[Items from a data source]
########

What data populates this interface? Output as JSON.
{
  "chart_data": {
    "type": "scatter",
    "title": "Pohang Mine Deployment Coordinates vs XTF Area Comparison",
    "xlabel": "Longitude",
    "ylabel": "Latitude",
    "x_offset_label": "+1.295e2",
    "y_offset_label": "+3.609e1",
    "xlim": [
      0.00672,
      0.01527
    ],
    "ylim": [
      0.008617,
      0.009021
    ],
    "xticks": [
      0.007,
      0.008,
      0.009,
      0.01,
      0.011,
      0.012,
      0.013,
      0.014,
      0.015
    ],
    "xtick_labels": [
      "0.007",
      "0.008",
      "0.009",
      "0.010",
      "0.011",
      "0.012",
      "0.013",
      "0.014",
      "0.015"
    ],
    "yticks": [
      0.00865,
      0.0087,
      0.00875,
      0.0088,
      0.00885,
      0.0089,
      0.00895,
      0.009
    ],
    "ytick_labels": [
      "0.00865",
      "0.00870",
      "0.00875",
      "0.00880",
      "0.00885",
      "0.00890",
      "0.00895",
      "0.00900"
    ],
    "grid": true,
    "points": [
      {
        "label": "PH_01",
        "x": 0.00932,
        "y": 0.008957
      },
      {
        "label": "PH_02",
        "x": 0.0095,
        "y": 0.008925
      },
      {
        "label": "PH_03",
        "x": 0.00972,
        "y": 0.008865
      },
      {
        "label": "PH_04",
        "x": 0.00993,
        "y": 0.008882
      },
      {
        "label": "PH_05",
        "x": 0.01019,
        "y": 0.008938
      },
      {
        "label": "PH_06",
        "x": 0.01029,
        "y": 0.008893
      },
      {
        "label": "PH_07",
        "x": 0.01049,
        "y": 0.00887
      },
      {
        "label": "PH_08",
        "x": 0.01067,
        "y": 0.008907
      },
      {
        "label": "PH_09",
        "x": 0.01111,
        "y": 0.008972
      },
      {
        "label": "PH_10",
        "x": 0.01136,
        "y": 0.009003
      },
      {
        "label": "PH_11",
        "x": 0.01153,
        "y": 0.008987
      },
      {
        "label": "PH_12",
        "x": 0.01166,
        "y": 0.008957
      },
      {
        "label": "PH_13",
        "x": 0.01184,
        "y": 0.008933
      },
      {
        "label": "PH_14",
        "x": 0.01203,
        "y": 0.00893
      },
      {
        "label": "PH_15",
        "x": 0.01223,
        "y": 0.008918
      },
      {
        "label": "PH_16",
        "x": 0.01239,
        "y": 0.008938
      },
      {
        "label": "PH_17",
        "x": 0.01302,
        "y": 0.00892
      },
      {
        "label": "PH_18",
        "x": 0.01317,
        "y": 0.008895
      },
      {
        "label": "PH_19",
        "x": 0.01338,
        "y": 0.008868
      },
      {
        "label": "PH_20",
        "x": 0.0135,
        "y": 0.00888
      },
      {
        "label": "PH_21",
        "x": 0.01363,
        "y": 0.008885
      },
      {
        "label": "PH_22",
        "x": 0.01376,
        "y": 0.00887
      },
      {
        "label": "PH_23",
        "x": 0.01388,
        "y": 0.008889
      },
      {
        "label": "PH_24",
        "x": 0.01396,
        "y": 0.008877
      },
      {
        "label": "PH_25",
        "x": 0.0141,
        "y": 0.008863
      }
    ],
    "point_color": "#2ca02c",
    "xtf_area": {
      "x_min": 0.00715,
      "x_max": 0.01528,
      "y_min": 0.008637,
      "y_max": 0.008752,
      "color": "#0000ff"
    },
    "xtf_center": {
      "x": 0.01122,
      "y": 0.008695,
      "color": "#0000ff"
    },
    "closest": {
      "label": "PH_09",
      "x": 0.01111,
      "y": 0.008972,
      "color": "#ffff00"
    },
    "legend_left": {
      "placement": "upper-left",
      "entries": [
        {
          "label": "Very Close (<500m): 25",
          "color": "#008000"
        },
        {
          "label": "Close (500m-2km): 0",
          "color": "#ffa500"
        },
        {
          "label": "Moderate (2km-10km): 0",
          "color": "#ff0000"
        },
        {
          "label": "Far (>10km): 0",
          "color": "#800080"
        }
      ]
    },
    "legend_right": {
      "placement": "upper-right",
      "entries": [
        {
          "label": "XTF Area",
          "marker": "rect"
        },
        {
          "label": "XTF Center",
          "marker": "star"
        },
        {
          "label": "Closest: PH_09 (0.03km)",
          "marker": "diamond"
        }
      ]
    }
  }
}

########

Copy each entry exactly, with nothing added or dropped.

What data populates this interface? Output as JSON.
{
  "chart_data": {
    "type": "scatter",
    "title": "Pohang Mine Deployment Coordinates vs XTF Area Comparison",
    "xlabel": "Longitude",
    "ylabel": "Latitude",
    "x_offset_label": "+1.295e2",
    "y_offset_label": "+3.609e1",
    "xlim": [
      0.00672,
      0.01527
    ],
    "ylim": [
      0.008617,
      0.009021
    ],
    "xticks": [
      0.007,
      0.008,
      0.009,
      0.01,
      0.011,
      0.012,
      0.013,
      0.014,
      0.015
    ],
    "xtick_labels": [
      "0.007",
      "0.008",
      "0.009",
      "0.010",
      "0.011",
      "0.012",
      "0.013",
      "0.014",
      "0.015"
    ],
    "yticks": [
      0.00865,
      0.0087,
      0.00875,
      0.0088,
      0.00885,
      0.0089,
      0.00895,
      0.009
    ],
    "ytick_labels": [
      "0.00865",
      "0.00870",
      "0.00875",
      "0.00880",
      "0.00885",
      "0.00890",
      "0.00895",
      "0.00900"
    ],
    "grid": true,
    "points": [
      {
        "label": "PH_01",
        "x": 0.00932,
        "y": 0.008957
      },
      {
        "label": "PH_02",
        "x": 0.0095,
        "y": 0.008925
      },
      {
        "label": "PH_03",
        "x": 0.00972,
        "y": 0.008865
      },
      {
        "label": "PH_04",
        "x": 0.00993,
        "y": 0.008882
      },
      {
        "label": "PH_05",
        "x": 0.01019,
        "y": 0.008938
      },
      {
        "label": "PH_06",
        "x": 0.01029,
        "y": 0.008893
      },
      {
        "label": "PH_07",
        "x": 0.01049,
        "y": 0.00887
      },
      {
        "label": "PH_08",
        "x": 0.01067,
        "y": 0.008907
      },
      {
        "label": "PH_09",
        "x": 0.01111,
        "y": 0.008972
      },
      {
        "label": "PH_10",
        "x": 0.01136,
        "y": 0.009003
      },
      {
        "label": "PH_11",
        "x": 0.01153,
        "y": 0.008987
      },
      {
        "label": "PH_12",
        "x": 0.01166,
        "y": 0.008957
      },
      {
        "label": "PH_13",
        "x": 0.01184,
        "y": 0.008933
      },
      {
        "label": "PH_14",
        "x": 0.01203,
        "y": 0.00893
      },
      {
        "label": "PH_15",
        "x": 0.01223,
        "y": 0.008918
      },
      {
        "label": "PH_16",
        "x": 0.01239,
        "y": 0.008938
      },
      {
        "label": "PH_17",
        "x": 0.01302,
        "y": 0.00892
      },
      {
        "label": "PH_18",
        "x": 0.01317,
        "y": 0.008895
      },
      {
        "label": "PH_19",
        "x": 0.01338,
        "y": 0.008868
      },
      {
        "label": "PH_20",
        "x": 0.0135,
        "y": 0.00888
      },
      {
        "label": "PH_21",
        "x": 0.01363,
        "y": 0.008885
      },
      {
        "label": "PH_22",
        "x": 0.01376,
        "y": 0.00887
      },
      {
        "label": "PH_23",
        "x": 0.01388,
        "y": 0.008889
      },
      {
        "label": "PH_24",
        "x": 0.01396,
        "y": 0.008877
      },
      {
        "label": "PH_25",
        "x": 0.0141,
        "y": 0.008863
      }
    ],
    "point_color": "#2ca02c",
    "xtf_area": {
      "x_min": 0.00715,
      "x_max": 0.01528,
      "y_min": 0.008637,
      "y_max": 0.008752,
      "color": "#0000ff"
    },
    "xtf_center": {
      "x": 0.01122,
      "y": 0.008695,
      "color": "#0000ff"
    },
    "closest": {
      "label": "PH_09",
      "x": 0.01111,
      "y": 0.008972,
      "color": "#ffff00"
    },
    "legend_left": {
      "placement": "upper-left",
      "entries": [
        {
          "label": "Very Close (<500m): 25",
          "color": "#008000"
        },
        {
          "label": "Close (500m-2km): 0",
          "color": "#ffa500"
        },
        {
          "label": "Moderate (2km-10km): 0",
          "color": "#ff0000"
        },
        {
          "label": "Far (>10km): 0",
          "color": "#800080"
        }
      ]
    },
    "legend_right": {
      "placement": "upper-right",
      "entries": [
        {
          "label": "XTF Area",
          "marker": "rect"
        },
        {
          "label": "XTF Center",
          "marker": "star"
        },
        {
          "label": "Closest: PH_09 (0.03km)",
          "marker": "diamond"
        }
      ]
    }
  }
}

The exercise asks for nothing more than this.